== Record extracts
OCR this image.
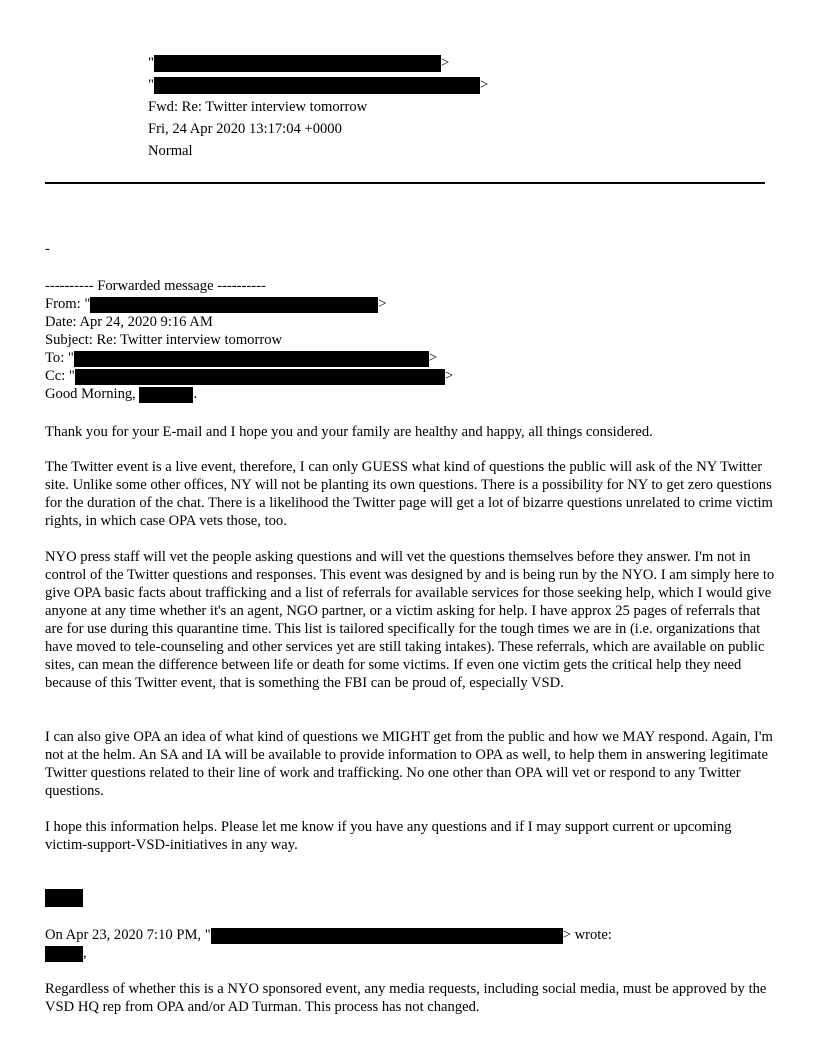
"	>
"	>
Fwd: Re: Twitter interview tomorrow
Fri, 24 Apr 2020 13:17:04 +0000
Normal
-
---------- Forwarded message ----------
From: "	>
Date: Apr 24, 2020 9:16 AM
Subject: Re: Twitter interview tomorrow
To: "	>
Cc: "	>
Good Morning,	.
Thank you for your E-mail and I hope you and your family are healthy and happy, all things considered.
The Twitter event is a live event, therefore, I can only GUESS what kind of questions the public will ask of the NY Twitter site. Unlike some other offices, NY will not be planting its own questions. There is a possibility for NY to get zero questions for the duration of the chat. There is a likelihood the Twitter page will get a lot of bizarre questions unrelated to crime victim rights, in which case OPA vets those, too.
NYO press staff will vet the people asking questions and will vet the questions themselves before they answer. I'm not in control of the Twitter questions and responses. This event was designed by and is being run by the NYO. I am simply here to give OPA basic facts about trafficking and a list of referrals for available services for those seeking help, which I would give anyone at any time whether it's an agent, NGO partner, or a victim asking for help. I have approx 25 pages of referrals that are for use during this quarantine time. This list is tailored specifically for the tough times we are in (i.e. organizations that have moved to tele-counseling and other services yet are still taking intakes). These referrals, which are available on public sites, can mean the difference between life or death for some victims. If even one victim gets the critical help they need because of this Twitter event, that is something the FBI can be proud of, especially VSD.
I can also give OPA an idea of what kind of questions we MIGHT get from the public and how we MAY respond. Again, I'm not at the helm. An SA and IA will be available to provide information to OPA as well, to help them in answering legitimate Twitter questions related to their line of work and trafficking. No one other than OPA will vet or respond to any Twitter questions.
I hope this information helps. Please let me know if you have any questions and if I may support current or upcoming victim-support-VSD-initiatives in any way.
On Apr 23, 2020 7:10 PM, "	> wrote:
,
Regardless of whether this is a NYO sponsored event, any media requests, including social media, must be approved by the VSD HQ rep from OPA and/or AD Turman. This process has not changed.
====
_Exercise goal:_ Leave out the pictures and print every line of the data exactly.

_Full response:_
OCR this image.
"	>
"	>
Fwd: Re: Twitter interview tomorrow
Fri, 24 Apr 2020 13:17:04 +0000
Normal
-
---------- Forwarded message ----------
From: "	>
Date: Apr 24, 2020 9:16 AM
Subject: Re: Twitter interview tomorrow
To: "	>
Cc: "	>
Good Morning,	.
Thank you for your E-mail and I hope you and your family are healthy and happy, all things considered.
The Twitter event is a live event, therefore, I can only GUESS what kind of questions the public will ask of the NY Twitter site. Unlike some other offices, NY will not be planting its own questions. There is a possibility for NY to get zero questions for the duration of the chat. There is a likelihood the Twitter page will get a lot of bizarre questions unrelated to crime victim rights, in which case OPA vets those, too.
NYO press staff will vet the people asking questions and will vet the questions themselves before they answer. I'm not in control of the Twitter questions and responses. This event was designed by and is being run by the NYO. I am simply here to give OPA basic facts about trafficking and a list of referrals for available services for those seeking help, which I would give anyone at any time whether it's an agent, NGO partner, or a victim asking for help. I have approx 25 pages of referrals that are for use during this quarantine time. This list is tailored specifically for the tough times we are in (i.e. organizations that have moved to tele-counseling and other services yet are still taking intakes). These referrals, which are available on public sites, can mean the difference between life or death for some victims. If even one victim gets the critical help they need because of this Twitter event, that is something the FBI can be proud of, especially VSD.
I can also give OPA an idea of what kind of questions we MIGHT get from the public and how we MAY respond. Again, I'm not at the helm. An SA and IA will be available to provide information to OPA as well, to help them in answering legitimate Twitter questions related to their line of work and trafficking. No one other than OPA will vet or respond to any Twitter questions.
I hope this information helps. Please let me know if you have any questions and if I may support current or upcoming victim-support-VSD-initiatives in any way.
On Apr 23, 2020 7:10 PM, "	> wrote:
,
Regardless of whether this is a NYO sponsored event, any media requests, including social media, must be approved by the VSD HQ rep from OPA and/or AD Turman. This process has not changed.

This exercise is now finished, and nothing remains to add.